(WRITTEN PROBLEM)
The entries below are to be repeated exactly as they stand.

(RECORD SET)
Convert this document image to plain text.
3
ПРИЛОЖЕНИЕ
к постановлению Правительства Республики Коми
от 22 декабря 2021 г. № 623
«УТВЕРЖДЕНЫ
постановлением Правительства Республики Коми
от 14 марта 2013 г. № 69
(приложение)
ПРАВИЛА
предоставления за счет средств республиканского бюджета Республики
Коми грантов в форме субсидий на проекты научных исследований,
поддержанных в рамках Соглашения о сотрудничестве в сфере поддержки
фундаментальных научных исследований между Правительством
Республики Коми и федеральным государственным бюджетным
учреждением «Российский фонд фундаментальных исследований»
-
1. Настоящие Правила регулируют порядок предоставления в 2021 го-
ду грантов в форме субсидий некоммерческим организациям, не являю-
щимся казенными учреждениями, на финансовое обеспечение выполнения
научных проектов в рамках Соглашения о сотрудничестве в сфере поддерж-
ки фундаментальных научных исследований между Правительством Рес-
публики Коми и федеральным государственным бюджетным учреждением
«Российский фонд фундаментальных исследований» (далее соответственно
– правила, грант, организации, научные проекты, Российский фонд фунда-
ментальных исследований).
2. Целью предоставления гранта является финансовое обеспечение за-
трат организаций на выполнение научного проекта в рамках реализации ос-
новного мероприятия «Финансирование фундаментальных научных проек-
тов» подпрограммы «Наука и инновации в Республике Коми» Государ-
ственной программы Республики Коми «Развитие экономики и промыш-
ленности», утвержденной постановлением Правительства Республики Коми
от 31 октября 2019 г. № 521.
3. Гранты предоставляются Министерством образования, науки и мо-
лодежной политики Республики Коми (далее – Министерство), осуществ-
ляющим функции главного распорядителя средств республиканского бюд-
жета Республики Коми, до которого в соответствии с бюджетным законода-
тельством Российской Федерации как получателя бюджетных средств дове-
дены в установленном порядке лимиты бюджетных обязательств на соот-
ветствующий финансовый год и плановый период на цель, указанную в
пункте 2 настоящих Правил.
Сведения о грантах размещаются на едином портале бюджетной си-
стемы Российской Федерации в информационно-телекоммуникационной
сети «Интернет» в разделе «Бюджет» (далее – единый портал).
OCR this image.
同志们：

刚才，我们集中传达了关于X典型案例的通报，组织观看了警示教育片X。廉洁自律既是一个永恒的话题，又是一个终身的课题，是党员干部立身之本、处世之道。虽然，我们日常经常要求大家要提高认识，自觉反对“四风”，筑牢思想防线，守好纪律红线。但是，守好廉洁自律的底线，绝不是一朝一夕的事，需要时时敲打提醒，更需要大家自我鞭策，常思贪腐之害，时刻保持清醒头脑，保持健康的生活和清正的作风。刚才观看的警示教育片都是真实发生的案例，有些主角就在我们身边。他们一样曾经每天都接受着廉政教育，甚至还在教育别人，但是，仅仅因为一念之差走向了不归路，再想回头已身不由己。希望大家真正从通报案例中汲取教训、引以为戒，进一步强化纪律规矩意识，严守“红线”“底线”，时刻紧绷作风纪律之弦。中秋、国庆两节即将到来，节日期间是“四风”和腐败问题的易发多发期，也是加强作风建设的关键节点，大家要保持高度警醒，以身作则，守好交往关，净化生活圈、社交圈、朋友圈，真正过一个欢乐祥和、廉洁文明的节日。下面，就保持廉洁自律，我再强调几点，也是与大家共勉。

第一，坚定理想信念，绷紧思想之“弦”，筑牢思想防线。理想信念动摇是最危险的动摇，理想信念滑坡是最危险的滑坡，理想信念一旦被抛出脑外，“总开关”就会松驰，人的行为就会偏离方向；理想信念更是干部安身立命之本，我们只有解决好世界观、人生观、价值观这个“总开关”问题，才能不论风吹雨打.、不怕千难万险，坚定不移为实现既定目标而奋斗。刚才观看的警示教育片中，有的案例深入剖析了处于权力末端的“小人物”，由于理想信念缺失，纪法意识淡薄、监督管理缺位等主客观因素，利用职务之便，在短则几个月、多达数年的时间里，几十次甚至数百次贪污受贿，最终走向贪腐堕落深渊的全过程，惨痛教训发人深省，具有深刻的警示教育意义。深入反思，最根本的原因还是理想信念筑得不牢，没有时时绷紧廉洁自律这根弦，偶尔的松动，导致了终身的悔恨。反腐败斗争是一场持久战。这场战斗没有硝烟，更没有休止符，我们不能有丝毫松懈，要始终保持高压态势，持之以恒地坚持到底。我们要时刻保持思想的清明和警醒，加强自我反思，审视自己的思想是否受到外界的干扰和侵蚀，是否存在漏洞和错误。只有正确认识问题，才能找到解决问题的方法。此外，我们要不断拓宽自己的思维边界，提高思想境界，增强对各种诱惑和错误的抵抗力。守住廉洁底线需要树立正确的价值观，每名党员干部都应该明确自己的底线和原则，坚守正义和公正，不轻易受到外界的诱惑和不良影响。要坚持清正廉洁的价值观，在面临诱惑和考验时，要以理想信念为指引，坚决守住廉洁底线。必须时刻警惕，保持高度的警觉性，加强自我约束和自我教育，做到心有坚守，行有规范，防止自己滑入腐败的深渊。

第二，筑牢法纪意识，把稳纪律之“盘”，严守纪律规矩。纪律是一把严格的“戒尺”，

(ANSWER)
Convert this document image to plain text.
3
ПРИЛОЖЕНИЕ
к постановлению Правительства Республики Коми
от 22 декабря 2021 г. № 623
«УТВЕРЖДЕНЫ
постановлением Правительства Республики Коми
от 14 марта 2013 г. № 69
(приложение)
ПРАВИЛА
предоставления за счет средств республиканского бюджета Республики
Коми грантов в форме субсидий на проекты научных исследований,
поддержанных в рамках Соглашения о сотрудничестве в сфере поддержки
фундаментальных научных исследований между Правительством
Республики Коми и федеральным государственным бюджетным
учреждением «Российский фонд фундаментальных исследований»
-
1. Настоящие Правила регулируют порядок предоставления в 2021 го-
ду грантов в форме субсидий некоммерческим организациям, не являю-
щимся казенными учреждениями, на финансовое обеспечение выполнения
научных проектов в рамках Соглашения о сотрудничестве в сфере поддерж-
ки фундаментальных научных исследований между Правительством Рес-
публики Коми и федеральным государственным бюджетным учреждением
«Российский фонд фундаментальных исследований» (далее соответственно
– правила, грант, организации, научные проекты, Российский фонд фунда-
ментальных исследований).
2. Целью предоставления гранта является финансовое обеспечение за-
трат организаций на выполнение научного проекта в рамках реализации ос-
новного мероприятия «Финансирование фундаментальных научных проек-
тов» подпрограммы «Наука и инновации в Республике Коми» Государ-
ственной программы Республики Коми «Развитие экономики и промыш-
ленности», утвержденной постановлением Правительства Республики Коми
от 31 октября 2019 г. № 521.
3. Гранты предоставляются Министерством образования, науки и мо-
лодежной политики Республики Коми (далее – Министерство), осуществ-
ляющим функции главного распорядителя средств республиканского бюд-
жета Республики Коми, до которого в соответствии с бюджетным законода-
тельством Российской Федерации как получателя бюджетных средств дове-
дены в установленном порядке лимиты бюджетных обязательств на соот-
ветствующий финансовый год и плановый период на цель, указанную в
пункте 2 настоящих Правил.
Сведения о грантах размещаются на едином портале бюджетной си-
стемы Российской Федерации в информационно-телекоммуникационной
сети «Интернет» в разделе «Бюджет» (далее – единый портал).
OCR this image.
同志们：

刚才，我们集中传达了关于X典型案例的通报，组织观看了警示教育片X。廉洁自律既是一个永恒的话题，又是一个终身的课题，是党员干部立身之本、处世之道。虽然，我们日常经常要求大家要提高认识，自觉反对“四风”，筑牢思想防线，守好纪律红线。但是，守好廉洁自律的底线，绝不是一朝一夕的事，需要时时敲打提醒，更需要大家自我鞭策，常思贪腐之害，时刻保持清醒头脑，保持健康的生活和清正的作风。刚才观看的警示教育片都是真实发生的案例，有些主角就在我们身边。他们一样曾经每天都接受着廉政教育，甚至还在教育别人，但是，仅仅因为一念之差走向了不归路，再想回头已身不由己。希望大家真正从通报案例中汲取教训、引以为戒，进一步强化纪律规矩意识，严守“红线”“底线”，时刻紧绷作风纪律之弦。中秋、国庆两节即将到来，节日期间是“四风”和腐败问题的易发多发期，也是加强作风建设的关键节点，大家要保持高度警醒，以身作则，守好交往关，净化生活圈、社交圈、朋友圈，真正过一个欢乐祥和、廉洁文明的节日。下面，就保持廉洁自律，我再强调几点，也是与大家共勉。

第一，坚定理想信念，绷紧思想之“弦”，筑牢思想防线。理想信念动摇是最危险的动摇，理想信念滑坡是最危险的滑坡，理想信念一旦被抛出脑外，“总开关”就会松驰，人的行为就会偏离方向；理想信念更是干部安身立命之本，我们只有解决好世界观、人生观、价值观这个“总开关”问题，才能不论风吹雨打.、不怕千难万险，坚定不移为实现既定目标而奋斗。刚才观看的警示教育片中，有的案例深入剖析了处于权力末端的“小人物”，由于理想信念缺失，纪法意识淡薄、监督管理缺位等主客观因素，利用职务之便，在短则几个月、多达数年的时间里，几十次甚至数百次贪污受贿，最终走向贪腐堕落深渊的全过程，惨痛教训发人深省，具有深刻的警示教育意义。深入反思，最根本的原因还是理想信念筑得不牢，没有时时绷紧廉洁自律这根弦，偶尔的松动，导致了终身的悔恨。反腐败斗争是一场持久战。这场战斗没有硝烟，更没有休止符，我们不能有丝毫松懈，要始终保持高压态势，持之以恒地坚持到底。我们要时刻保持思想的清明和警醒，加强自我反思，审视自己的思想是否受到外界的干扰和侵蚀，是否存在漏洞和错误。只有正确认识问题，才能找到解决问题的方法。此外，我们要不断拓宽自己的思维边界，提高思想境界，增强对各种诱惑和错误的抵抗力。守住廉洁底线需要树立正确的价值观，每名党员干部都应该明确自己的底线和原则，坚守正义和公正，不轻易受到外界的诱惑和不良影响。要坚持清正廉洁的价值观，在面临诱惑和考验时，要以理想信念为指引，坚决守住廉洁底线。必须时刻警惕，保持高度的警觉性，加强自我约束和自我教育，做到心有坚守，行有规范，防止自己滑入腐败的深渊。

第二，筑牢法纪意识，把稳纪律之“盘”，严守纪律规矩。纪律是一把严格的“戒尺”，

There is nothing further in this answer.